Stored rows:
·····
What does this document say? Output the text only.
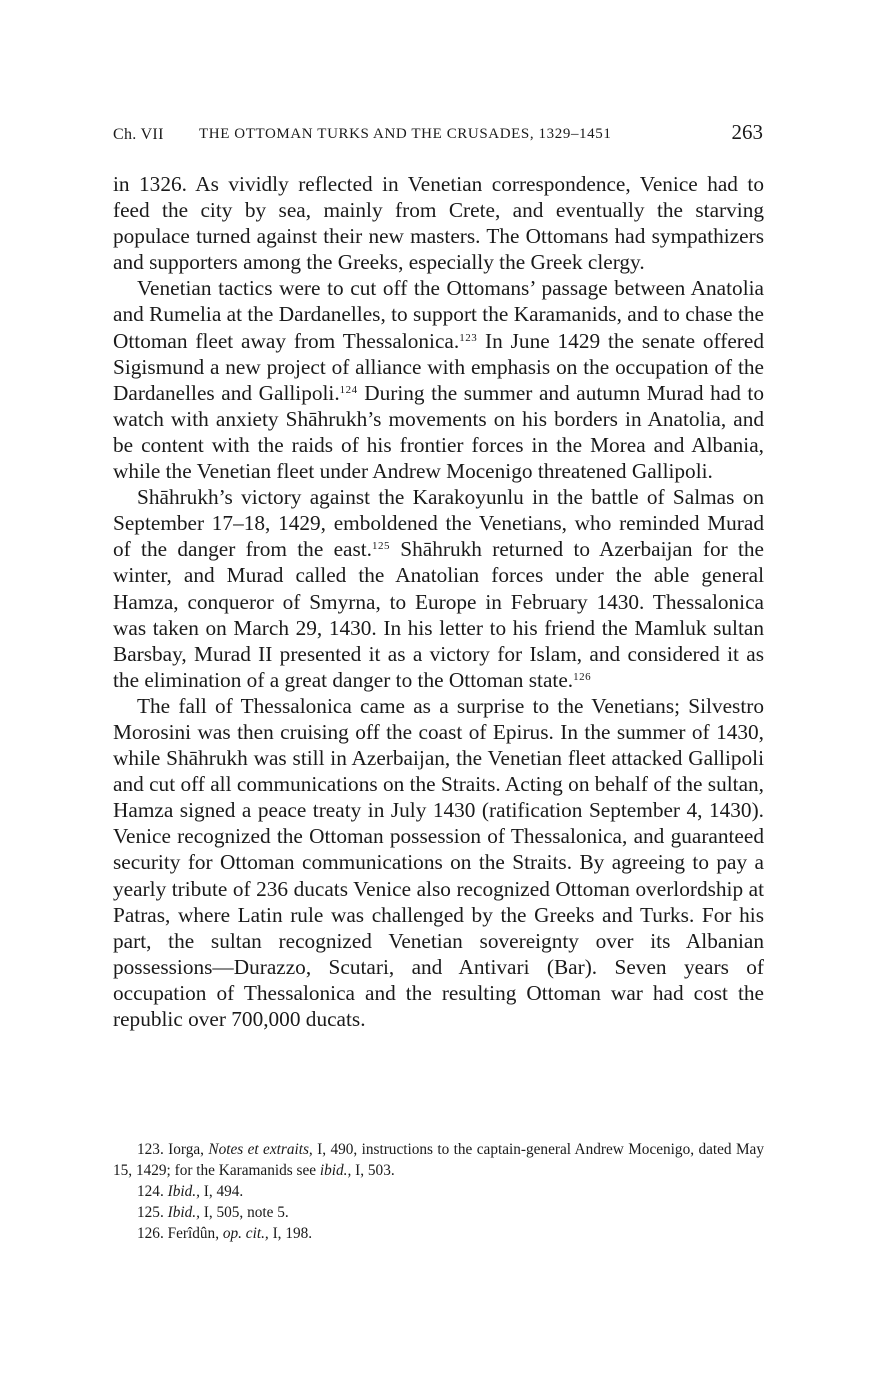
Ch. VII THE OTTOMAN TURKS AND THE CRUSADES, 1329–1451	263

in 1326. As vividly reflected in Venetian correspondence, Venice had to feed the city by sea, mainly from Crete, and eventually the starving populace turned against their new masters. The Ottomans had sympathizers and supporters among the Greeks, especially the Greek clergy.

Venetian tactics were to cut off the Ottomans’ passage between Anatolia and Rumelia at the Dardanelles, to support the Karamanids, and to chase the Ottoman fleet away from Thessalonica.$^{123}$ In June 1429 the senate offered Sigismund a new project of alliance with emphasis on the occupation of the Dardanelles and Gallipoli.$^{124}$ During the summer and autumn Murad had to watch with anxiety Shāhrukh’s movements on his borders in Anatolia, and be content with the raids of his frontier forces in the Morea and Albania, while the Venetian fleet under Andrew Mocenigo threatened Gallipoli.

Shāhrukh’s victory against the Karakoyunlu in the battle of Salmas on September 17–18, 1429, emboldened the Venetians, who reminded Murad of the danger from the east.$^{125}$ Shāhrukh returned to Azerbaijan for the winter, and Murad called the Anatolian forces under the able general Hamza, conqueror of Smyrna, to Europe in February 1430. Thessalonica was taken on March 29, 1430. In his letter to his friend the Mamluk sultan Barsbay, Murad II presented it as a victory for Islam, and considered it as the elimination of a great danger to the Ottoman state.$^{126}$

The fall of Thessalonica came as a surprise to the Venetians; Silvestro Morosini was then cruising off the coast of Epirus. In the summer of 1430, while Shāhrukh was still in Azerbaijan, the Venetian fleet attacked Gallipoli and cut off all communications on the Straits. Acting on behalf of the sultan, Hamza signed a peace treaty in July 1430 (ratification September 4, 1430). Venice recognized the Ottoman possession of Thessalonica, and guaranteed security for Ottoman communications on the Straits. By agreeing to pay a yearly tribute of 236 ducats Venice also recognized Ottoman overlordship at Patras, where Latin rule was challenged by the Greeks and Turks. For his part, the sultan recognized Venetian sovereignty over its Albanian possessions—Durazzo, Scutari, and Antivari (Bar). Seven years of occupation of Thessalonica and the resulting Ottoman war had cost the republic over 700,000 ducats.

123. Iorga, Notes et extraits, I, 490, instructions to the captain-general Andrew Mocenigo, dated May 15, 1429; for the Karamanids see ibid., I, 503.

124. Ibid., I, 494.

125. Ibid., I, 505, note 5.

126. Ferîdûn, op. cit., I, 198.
·····
Transcribe all the lines above exactly, apart from the pictures.

Solution to the exercise:
What does this document say? Output the text only.
Ch. VII THE OTTOMAN TURKS AND THE CRUSADES, 1329–1451	263

in 1326. As vividly reflected in Venetian correspondence, Venice had to feed the city by sea, mainly from Crete, and eventually the starving populace turned against their new masters. The Ottomans had sympathizers and supporters among the Greeks, especially the Greek clergy.

Venetian tactics were to cut off the Ottomans’ passage between Anatolia and Rumelia at the Dardanelles, to support the Karamanids, and to chase the Ottoman fleet away from Thessalonica.$^{123}$ In June 1429 the senate offered Sigismund a new project of alliance with emphasis on the occupation of the Dardanelles and Gallipoli.$^{124}$ During the summer and autumn Murad had to watch with anxiety Shāhrukh’s movements on his borders in Anatolia, and be content with the raids of his frontier forces in the Morea and Albania, while the Venetian fleet under Andrew Mocenigo threatened Gallipoli.

Shāhrukh’s victory against the Karakoyunlu in the battle of Salmas on September 17–18, 1429, emboldened the Venetians, who reminded Murad of the danger from the east.$^{125}$ Shāhrukh returned to Azerbaijan for the winter, and Murad called the Anatolian forces under the able general Hamza, conqueror of Smyrna, to Europe in February 1430. Thessalonica was taken on March 29, 1430. In his letter to his friend the Mamluk sultan Barsbay, Murad II presented it as a victory for Islam, and considered it as the elimination of a great danger to the Ottoman state.$^{126}$

The fall of Thessalonica came as a surprise to the Venetians; Silvestro Morosini was then cruising off the coast of Epirus. In the summer of 1430, while Shāhrukh was still in Azerbaijan, the Venetian fleet attacked Gallipoli and cut off all communications on the Straits. Acting on behalf of the sultan, Hamza signed a peace treaty in July 1430 (ratification September 4, 1430). Venice recognized the Ottoman possession of Thessalonica, and guaranteed security for Ottoman communications on the Straits. By agreeing to pay a yearly tribute of 236 ducats Venice also recognized Ottoman overlordship at Patras, where Latin rule was challenged by the Greeks and Turks. For his part, the sultan recognized Venetian sovereignty over its Albanian possessions—Durazzo, Scutari, and Antivari (Bar). Seven years of occupation of Thessalonica and the resulting Ottoman war had cost the republic over 700,000 ducats.

123. Iorga, Notes et extraits, I, 490, instructions to the captain-general Andrew Mocenigo, dated May 15, 1429; for the Karamanids see ibid., I, 503.

124. Ibid., I, 494.

125. Ibid., I, 505, note 5.

126. Ferîdûn, op. cit., I, 198.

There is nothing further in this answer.